AIM OF THE EXERCISE — Show every line in the entries below where the word "Mädchen" appears.

•••••

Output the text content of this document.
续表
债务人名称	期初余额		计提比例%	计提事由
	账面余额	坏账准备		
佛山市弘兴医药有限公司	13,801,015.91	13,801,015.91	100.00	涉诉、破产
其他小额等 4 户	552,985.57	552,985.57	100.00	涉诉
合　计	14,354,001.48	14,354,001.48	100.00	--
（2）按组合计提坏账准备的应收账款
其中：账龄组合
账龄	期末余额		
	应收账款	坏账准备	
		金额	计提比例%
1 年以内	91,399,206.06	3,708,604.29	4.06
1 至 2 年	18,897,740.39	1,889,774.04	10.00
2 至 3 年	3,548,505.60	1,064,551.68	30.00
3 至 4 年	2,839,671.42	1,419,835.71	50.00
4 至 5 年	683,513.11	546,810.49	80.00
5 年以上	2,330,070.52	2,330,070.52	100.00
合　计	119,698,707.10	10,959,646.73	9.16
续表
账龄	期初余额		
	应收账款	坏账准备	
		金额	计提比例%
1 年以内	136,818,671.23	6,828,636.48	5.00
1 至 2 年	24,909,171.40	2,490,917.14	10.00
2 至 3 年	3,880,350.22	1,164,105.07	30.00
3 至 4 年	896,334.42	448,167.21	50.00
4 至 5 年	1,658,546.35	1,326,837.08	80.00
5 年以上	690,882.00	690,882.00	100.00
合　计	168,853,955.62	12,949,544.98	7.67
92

•••••

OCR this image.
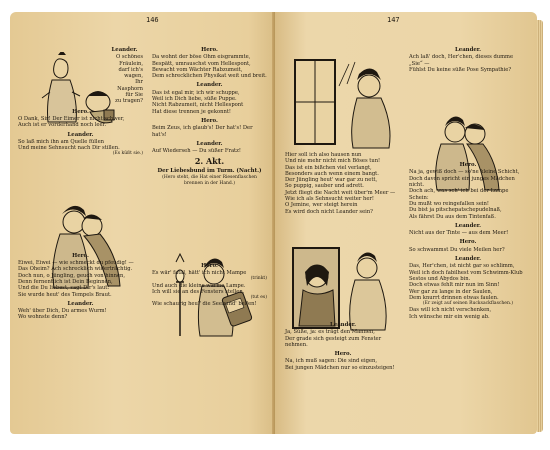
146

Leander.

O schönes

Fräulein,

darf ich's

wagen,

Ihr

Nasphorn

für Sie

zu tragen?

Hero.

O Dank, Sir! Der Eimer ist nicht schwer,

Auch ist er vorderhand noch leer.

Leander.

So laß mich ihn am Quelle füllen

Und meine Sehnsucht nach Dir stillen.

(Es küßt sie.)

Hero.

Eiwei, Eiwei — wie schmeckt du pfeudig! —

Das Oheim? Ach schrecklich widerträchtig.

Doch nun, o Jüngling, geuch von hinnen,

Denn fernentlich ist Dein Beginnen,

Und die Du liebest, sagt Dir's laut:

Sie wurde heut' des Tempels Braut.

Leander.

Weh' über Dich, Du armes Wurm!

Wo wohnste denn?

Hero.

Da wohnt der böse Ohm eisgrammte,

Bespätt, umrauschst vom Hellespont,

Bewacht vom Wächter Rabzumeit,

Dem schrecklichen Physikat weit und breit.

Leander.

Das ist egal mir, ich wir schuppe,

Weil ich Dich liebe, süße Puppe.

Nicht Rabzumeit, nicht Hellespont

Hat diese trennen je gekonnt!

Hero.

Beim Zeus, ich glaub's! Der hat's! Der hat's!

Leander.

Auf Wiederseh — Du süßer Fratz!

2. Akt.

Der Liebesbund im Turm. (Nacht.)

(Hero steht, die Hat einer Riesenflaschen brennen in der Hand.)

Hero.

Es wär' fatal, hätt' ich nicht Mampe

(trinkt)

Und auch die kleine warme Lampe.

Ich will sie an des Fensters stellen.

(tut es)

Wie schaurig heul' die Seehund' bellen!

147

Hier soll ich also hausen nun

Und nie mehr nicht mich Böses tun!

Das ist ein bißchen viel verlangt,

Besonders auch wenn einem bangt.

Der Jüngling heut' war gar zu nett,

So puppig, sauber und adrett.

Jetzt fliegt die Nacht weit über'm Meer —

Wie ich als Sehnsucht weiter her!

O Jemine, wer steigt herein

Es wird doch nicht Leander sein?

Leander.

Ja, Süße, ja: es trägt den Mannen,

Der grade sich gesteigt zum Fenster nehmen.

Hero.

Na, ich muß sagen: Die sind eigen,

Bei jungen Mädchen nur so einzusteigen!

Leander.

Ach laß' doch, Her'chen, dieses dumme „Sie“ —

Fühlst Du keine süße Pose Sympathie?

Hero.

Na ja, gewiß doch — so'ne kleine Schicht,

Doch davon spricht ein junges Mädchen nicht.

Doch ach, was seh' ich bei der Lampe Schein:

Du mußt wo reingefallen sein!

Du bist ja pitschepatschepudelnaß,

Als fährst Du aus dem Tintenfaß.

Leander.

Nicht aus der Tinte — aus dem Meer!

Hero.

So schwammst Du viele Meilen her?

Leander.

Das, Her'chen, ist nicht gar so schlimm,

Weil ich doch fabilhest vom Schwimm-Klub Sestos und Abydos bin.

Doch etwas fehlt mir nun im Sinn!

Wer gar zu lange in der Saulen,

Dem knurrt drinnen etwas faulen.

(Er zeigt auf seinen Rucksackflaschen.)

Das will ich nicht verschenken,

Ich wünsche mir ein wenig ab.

•••••

OUTPUT OF THE EXERCISE —
Bei jungen Mädchen nur so einzusteigen!
Doch davon spricht ein junges Mädchen nicht.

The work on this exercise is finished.